== Recorded data ==

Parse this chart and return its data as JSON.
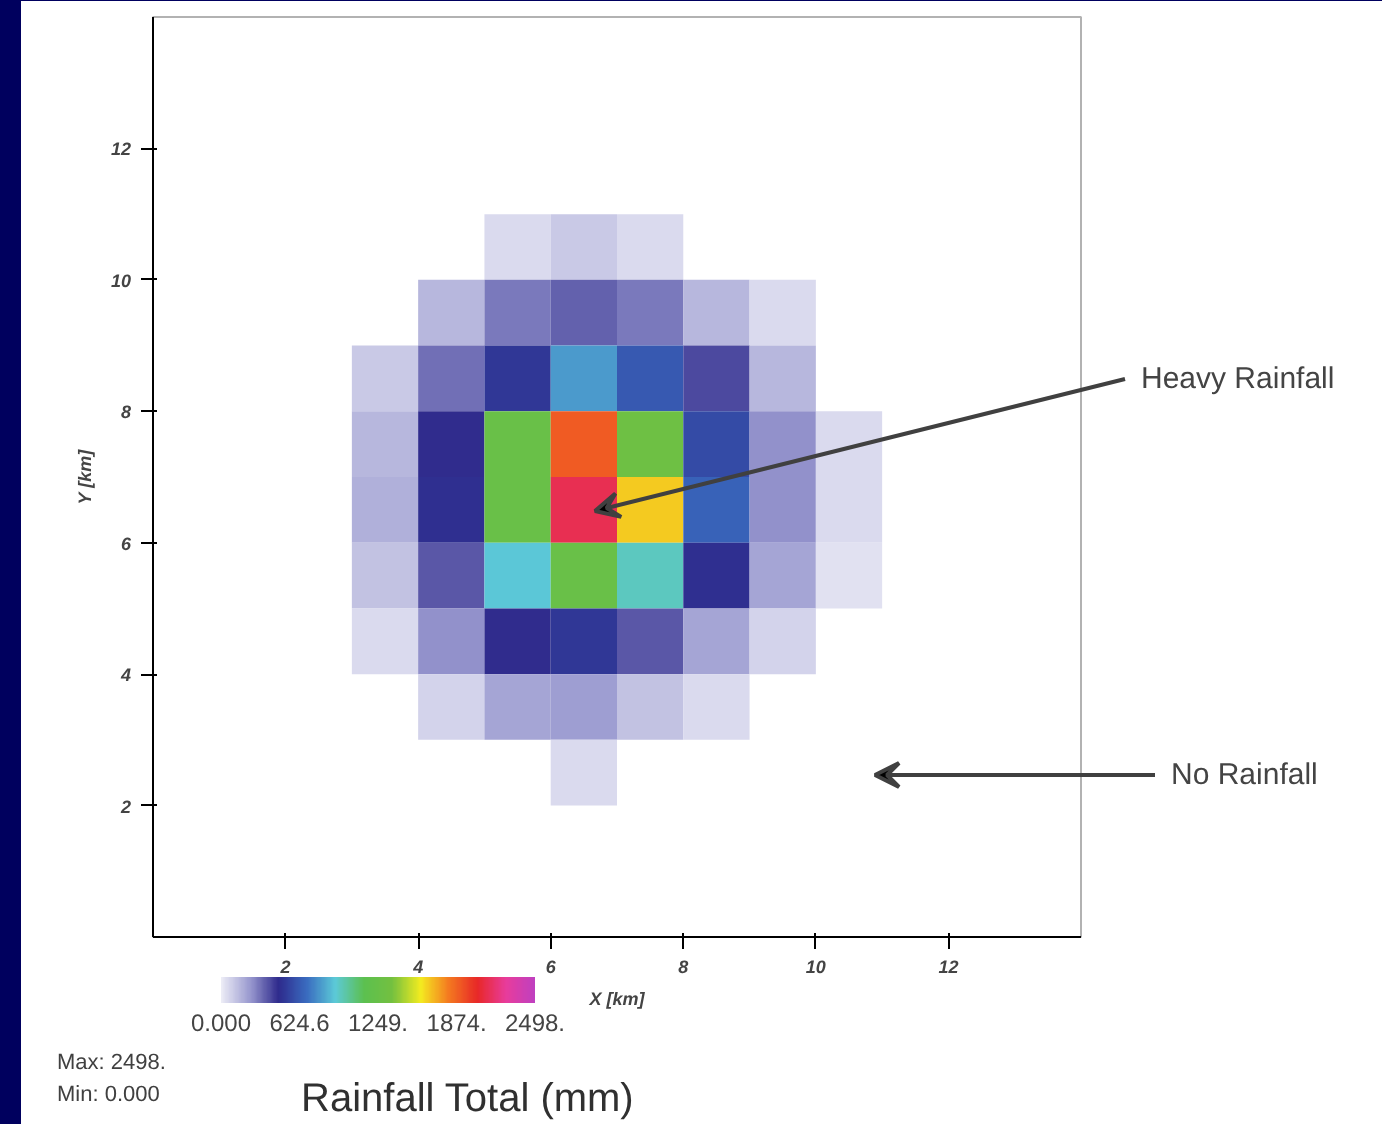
{
  "chart_data": {
    "type": "heatmap",
    "xlabel": "X [km]",
    "ylabel": "Y [km]",
    "clabel": "Rainfall Total (mm)",
    "x": [
      3.5,
      4.5,
      5.5,
      6.5,
      7.5,
      8.5,
      9.5,
      10.5
    ],
    "y": [
      10.5,
      9.5,
      8.5,
      7.5,
      6.5,
      5.5,
      4.5,
      3.5,
      2.5
    ],
    "xlim": [
      0,
      14
    ],
    "ylim": [
      0,
      14
    ],
    "xticks": [
      2,
      4,
      6,
      8,
      10,
      12
    ],
    "yticks": [
      2,
      4,
      6,
      8,
      10,
      12
    ],
    "cells": [
      [
        null,
        null,
        50,
        100,
        50,
        null,
        null,
        null
      ],
      [
        null,
        150,
        300,
        350,
        300,
        150,
        50,
        null
      ],
      [
        100,
        320,
        500,
        800,
        620,
        400,
        150,
        null
      ],
      [
        150,
        450,
        1250,
        1900,
        1300,
        570,
        250,
        50
      ],
      [
        170,
        470,
        1250,
        2120,
        1650,
        650,
        250,
        50
      ],
      [
        120,
        370,
        900,
        1250,
        950,
        470,
        200,
        30
      ],
      [
        50,
        250,
        450,
        500,
        370,
        200,
        70,
        null
      ],
      [
        null,
        70,
        200,
        220,
        120,
        50,
        null,
        null
      ],
      [
        null,
        null,
        null,
        50,
        null,
        null,
        null,
        null
      ]
    ],
    "clim": [
      0,
      2498
    ],
    "cticks": [
      {
        "value": 0,
        "label": "0.000"
      },
      {
        "value": 624.6,
        "label": "624.6"
      },
      {
        "value": 1249,
        "label": "1249."
      },
      {
        "value": 1874,
        "label": "1874."
      },
      {
        "value": 2498,
        "label": "2498."
      }
    ],
    "colors": [
      "#ececf6",
      "#9a9ad0",
      "#2e2a8c",
      "#3a6cc0",
      "#5ccad8",
      "#5cc050",
      "#74c040",
      "#f4ec20",
      "#f47820",
      "#e82828",
      "#e83c9c",
      "#c040c0"
    ],
    "annotations": [
      "Heavy Rainfall",
      "No Rainfall",
      "Max: 2498.",
      "Min: 0.000"
    ]
  }
}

===

> **Work to complete**: Output all of the records exactly as they appear above, but not the pictures.

> **Result for this exercise**:
Parse this chart and return its data as JSON.
{
  "chart_data": {
    "type": "heatmap",
    "xlabel": "X [km]",
    "ylabel": "Y [km]",
    "clabel": "Rainfall Total (mm)",
    "x": [
      3.5,
      4.5,
      5.5,
      6.5,
      7.5,
      8.5,
      9.5,
      10.5
    ],
    "y": [
      10.5,
      9.5,
      8.5,
      7.5,
      6.5,
      5.5,
      4.5,
      3.5,
      2.5
    ],
    "xlim": [
      0,
      14
    ],
    "ylim": [
      0,
      14
    ],
    "xticks": [
      2,
      4,
      6,
      8,
      10,
      12
    ],
    "yticks": [
      2,
      4,
      6,
      8,
      10,
      12
    ],
    "cells": [
      [
        null,
        null,
        50,
        100,
        50,
        null,
        null,
        null
      ],
      [
        null,
        150,
        300,
        350,
        300,
        150,
        50,
        null
      ],
      [
        100,
        320,
        500,
        800,
        620,
        400,
        150,
        null
      ],
      [
        150,
        450,
        1250,
        1900,
        1300,
        570,
        250,
        50
      ],
      [
        170,
        470,
        1250,
        2120,
        1650,
        650,
        250,
        50
      ],
      [
        120,
        370,
        900,
        1250,
        950,
        470,
        200,
        30
      ],
      [
        50,
        250,
        450,
        500,
        370,
        200,
        70,
        null
      ],
      [
        null,
        70,
        200,
        220,
        120,
        50,
        null,
        null
      ],
      [
        null,
        null,
        null,
        50,
        null,
        null,
        null,
        null
      ]
    ],
    "clim": [
      0,
      2498
    ],
    "cticks": [
      {
        "value": 0,
        "label": "0.000"
      },
      {
        "value": 624.6,
        "label": "624.6"
      },
      {
        "value": 1249,
        "label": "1249."
      },
      {
        "value": 1874,
        "label": "1874."
      },
      {
        "value": 2498,
        "label": "2498."
      }
    ],
    "colors": [
      "#ececf6",
      "#9a9ad0",
      "#2e2a8c",
      "#3a6cc0",
      "#5ccad8",
      "#5cc050",
      "#74c040",
      "#f4ec20",
      "#f47820",
      "#e82828",
      "#e83c9c",
      "#c040c0"
    ],
    "annotations": [
      "Heavy Rainfall",
      "No Rainfall",
      "Max: 2498.",
      "Min: 0.000"
    ]
  }
}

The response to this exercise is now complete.